Task to carry out:
Leave out the pictures and repeat everything else in the records exactly.

-*-*-

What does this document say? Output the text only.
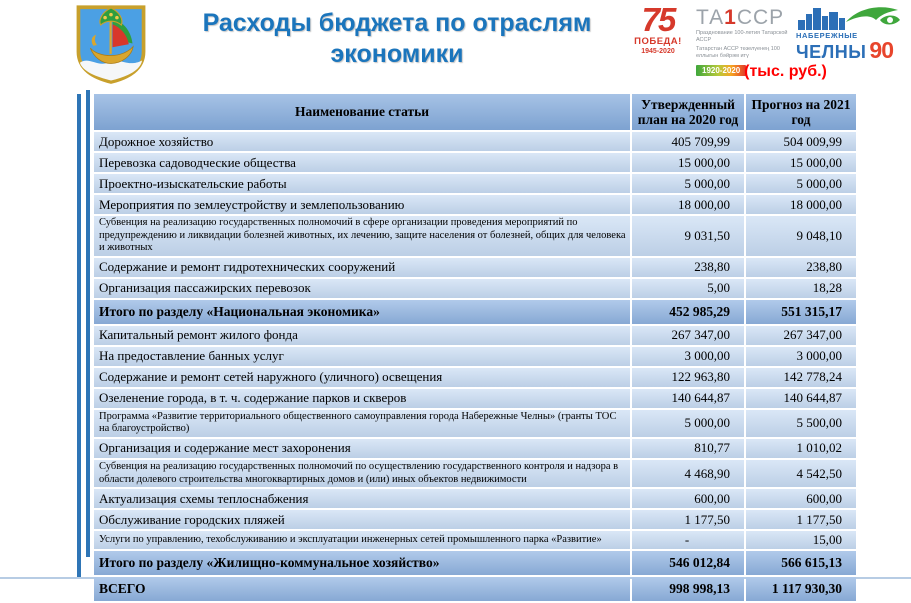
Расходы бюджета по отраслям
экономики
75
ПОБЕДА!
1945-2020
ТА1ССР
Празднование 100-летия Татарской АССР
Татарстан АССР төзелүенең 100 еллыгын бәйрәм итү
1920-2020
НАБЕРЕЖНЫЕ
ЧЕЛНЫ 90
(тыс. руб.)
Наименование статьи	Утвержденный план на 2020 год	Прогноз на 2021 год
Дорожное хозяйство	405 709,99	504 009,99
Перевозка садоводческие общества	15 000,00	15 000,00
Проектно-изыскательские работы	5 000,00	5 000,00
Мероприятия по землеустройству и землепользованию	18 000,00	18 000,00
Субвенция на реализацию государственных полномочий в сфере организации проведения мероприятий по предупреждению и ликвидации болезней животных, их лечению, защите населения от болезней, общих для человека и животных	9 031,50	9 048,10
Содержание и ремонт гидротехнических сооружений	238,80	238,80
Организация пассажирских перевозок	5,00	18,28
Итого по разделу «Национальная экономика»	452 985,29	551 315,17
Капитальный ремонт жилого фонда	267 347,00	267 347,00
На предоставление банных услуг	3 000,00	3 000,00
Содержание и ремонт сетей наружного (уличного) освещения	122 963,80	142 778,24
Озеленение города, в т. ч. содержание парков и скверов	140 644,87	140 644,87
Программа «Развитие территориального общественного самоуправления города Набережные Челны» (гранты ТОС на благоустройство)	5 000,00	5 500,00
Организация и содержание мест захоронения	810,77	1 010,02
Субвенция на реализацию государственных полномочий по осуществлению государственного контроля и надзора в области долевого строительства многоквартирных домов и (или) иных объектов недвижимости	4 468,90	4 542,50
Актуализация схемы теплоснабжения	600,00	600,00
Обслуживание городских пляжей	1 177,50	1 177,50
Услуги по управлению, техобслуживанию и эксплуатации инженерных сетей промышленного парка «Развитие»	-	15,00
Итого по разделу «Жилищно-коммунальное хозяйство»	546 012,84	566 615,13
ВСЕГО	998 998,13	1 117 930,30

-*-*-

Task answer:
What does this document say? Output the text only.
Расходы бюджета по отраслям
экономики
75
ПОБЕДА!
1945-2020
ТА1ССР
Празднование 100-летия Татарской АССР
Татарстан АССР төзелүенең 100 еллыгын бәйрәм итү
1920-2020
НАБЕРЕЖНЫЕ
ЧЕЛНЫ 90
(тыс. руб.)
Наименование статьи	Утвержденный план на 2020 год	Прогноз на 2021 год
Дорожное хозяйство	405 709,99	504 009,99
Перевозка садоводческие общества	15 000,00	15 000,00
Проектно-изыскательские работы	5 000,00	5 000,00
Мероприятия по землеустройству и землепользованию	18 000,00	18 000,00
Субвенция на реализацию государственных полномочий в сфере организации проведения мероприятий по предупреждению и ликвидации болезней животных, их лечению, защите населения от болезней, общих для человека и животных	9 031,50	9 048,10
Содержание и ремонт гидротехнических сооружений	238,80	238,80
Организация пассажирских перевозок	5,00	18,28
Итого по разделу «Национальная экономика»	452 985,29	551 315,17
Капитальный ремонт жилого фонда	267 347,00	267 347,00
На предоставление банных услуг	3 000,00	3 000,00
Содержание и ремонт сетей наружного (уличного) освещения	122 963,80	142 778,24
Озеленение города, в т. ч. содержание парков и скверов	140 644,87	140 644,87
Программа «Развитие территориального общественного самоуправления города Набережные Челны» (гранты ТОС на благоустройство)	5 000,00	5 500,00
Организация и содержание мест захоронения	810,77	1 010,02
Субвенция на реализацию государственных полномочий по осуществлению государственного контроля и надзора в области долевого строительства многоквартирных домов и (или) иных объектов недвижимости	4 468,90	4 542,50
Актуализация схемы теплоснабжения	600,00	600,00
Обслуживание городских пляжей	1 177,50	1 177,50
Услуги по управлению, техобслуживанию и эксплуатации инженерных сетей промышленного парка «Развитие»	-	15,00
Итого по разделу «Жилищно-коммунальное хозяйство»	546 012,84	566 615,13
ВСЕГО	998 998,13	1 117 930,30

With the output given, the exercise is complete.